# Source records
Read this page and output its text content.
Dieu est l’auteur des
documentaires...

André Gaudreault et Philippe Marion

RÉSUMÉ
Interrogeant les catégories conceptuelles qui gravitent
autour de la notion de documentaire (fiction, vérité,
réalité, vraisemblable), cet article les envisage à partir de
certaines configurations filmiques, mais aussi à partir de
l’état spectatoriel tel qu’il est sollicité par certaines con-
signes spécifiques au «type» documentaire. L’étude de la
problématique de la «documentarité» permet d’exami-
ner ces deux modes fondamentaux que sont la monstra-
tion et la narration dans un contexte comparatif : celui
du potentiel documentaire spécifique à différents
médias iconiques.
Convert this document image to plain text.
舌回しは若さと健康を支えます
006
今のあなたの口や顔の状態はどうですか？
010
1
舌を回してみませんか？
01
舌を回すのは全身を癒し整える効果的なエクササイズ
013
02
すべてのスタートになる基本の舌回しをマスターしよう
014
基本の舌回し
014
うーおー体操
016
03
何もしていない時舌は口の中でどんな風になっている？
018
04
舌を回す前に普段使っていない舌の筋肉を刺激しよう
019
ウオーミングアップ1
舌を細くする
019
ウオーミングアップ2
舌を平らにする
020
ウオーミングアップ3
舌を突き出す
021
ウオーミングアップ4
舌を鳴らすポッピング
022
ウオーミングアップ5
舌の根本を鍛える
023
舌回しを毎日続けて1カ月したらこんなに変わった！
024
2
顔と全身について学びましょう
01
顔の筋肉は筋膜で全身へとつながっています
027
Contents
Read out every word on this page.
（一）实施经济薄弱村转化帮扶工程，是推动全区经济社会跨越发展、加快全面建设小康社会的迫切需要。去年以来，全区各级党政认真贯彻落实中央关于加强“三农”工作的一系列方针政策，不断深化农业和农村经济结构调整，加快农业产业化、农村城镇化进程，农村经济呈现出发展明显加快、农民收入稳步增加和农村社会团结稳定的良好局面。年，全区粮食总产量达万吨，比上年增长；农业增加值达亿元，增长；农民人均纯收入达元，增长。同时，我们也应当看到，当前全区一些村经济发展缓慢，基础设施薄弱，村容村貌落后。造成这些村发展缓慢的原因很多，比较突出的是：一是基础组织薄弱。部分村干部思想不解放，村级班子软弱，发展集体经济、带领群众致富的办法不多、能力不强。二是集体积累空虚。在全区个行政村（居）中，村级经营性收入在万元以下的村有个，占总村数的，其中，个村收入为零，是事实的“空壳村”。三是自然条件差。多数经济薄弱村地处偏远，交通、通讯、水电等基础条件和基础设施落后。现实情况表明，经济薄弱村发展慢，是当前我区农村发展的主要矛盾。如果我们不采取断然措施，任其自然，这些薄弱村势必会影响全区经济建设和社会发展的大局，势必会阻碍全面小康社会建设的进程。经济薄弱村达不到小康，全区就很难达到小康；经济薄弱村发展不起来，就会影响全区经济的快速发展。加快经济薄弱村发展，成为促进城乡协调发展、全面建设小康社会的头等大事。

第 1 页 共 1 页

# Task details
Retype the entries exactly, including every line.

# Task response
Read this page and output its text content.
Dieu est l’auteur des
documentaires...

André Gaudreault et Philippe Marion

RÉSUMÉ
Interrogeant les catégories conceptuelles qui gravitent
autour de la notion de documentaire (fiction, vérité,
réalité, vraisemblable), cet article les envisage à partir de
certaines configurations filmiques, mais aussi à partir de
l’état spectatoriel tel qu’il est sollicité par certaines con-
signes spécifiques au «type» documentaire. L’étude de la
problématique de la «documentarité» permet d’exami-
ner ces deux modes fondamentaux que sont la monstra-
tion et la narration dans un contexte comparatif : celui
du potentiel documentaire spécifique à différents
médias iconiques.
Convert this document image to plain text.
舌回しは若さと健康を支えます
006
今のあなたの口や顔の状態はどうですか？
010
1
舌を回してみませんか？
01
舌を回すのは全身を癒し整える効果的なエクササイズ
013
02
すべてのスタートになる基本の舌回しをマスターしよう
014
基本の舌回し
014
うーおー体操
016
03
何もしていない時舌は口の中でどんな風になっている？
018
04
舌を回す前に普段使っていない舌の筋肉を刺激しよう
019
ウオーミングアップ1
舌を細くする
019
ウオーミングアップ2
舌を平らにする
020
ウオーミングアップ3
舌を突き出す
021
ウオーミングアップ4
舌を鳴らすポッピング
022
ウオーミングアップ5
舌の根本を鍛える
023
舌回しを毎日続けて1カ月したらこんなに変わった！
024
2
顔と全身について学びましょう
01
顔の筋肉は筋膜で全身へとつながっています
027
Contents
Read out every word on this page.
（一）实施经济薄弱村转化帮扶工程，是推动全区经济社会跨越发展、加快全面建设小康社会的迫切需要。去年以来，全区各级党政认真贯彻落实中央关于加强“三农”工作的一系列方针政策，不断深化农业和农村经济结构调整，加快农业产业化、农村城镇化进程，农村经济呈现出发展明显加快、农民收入稳步增加和农村社会团结稳定的良好局面。年，全区粮食总产量达万吨，比上年增长；农业增加值达亿元，增长；农民人均纯收入达元，增长。同时，我们也应当看到，当前全区一些村经济发展缓慢，基础设施薄弱，村容村貌落后。造成这些村发展缓慢的原因很多，比较突出的是：一是基础组织薄弱。部分村干部思想不解放，村级班子软弱，发展集体经济、带领群众致富的办法不多、能力不强。二是集体积累空虚。在全区个行政村（居）中，村级经营性收入在万元以下的村有个，占总村数的，其中，个村收入为零，是事实的“空壳村”。三是自然条件差。多数经济薄弱村地处偏远，交通、通讯、水电等基础条件和基础设施落后。现实情况表明，经济薄弱村发展慢，是当前我区农村发展的主要矛盾。如果我们不采取断然措施，任其自然，这些薄弱村势必会影响全区经济建设和社会发展的大局，势必会阻碍全面小康社会建设的进程。经济薄弱村达不到小康，全区就很难达到小康；经济薄弱村发展不起来，就会影响全区经济的快速发展。加快经济薄弱村发展，成为促进城乡协调发展、全面建设小康社会的头等大事。

第 1 页 共 1 页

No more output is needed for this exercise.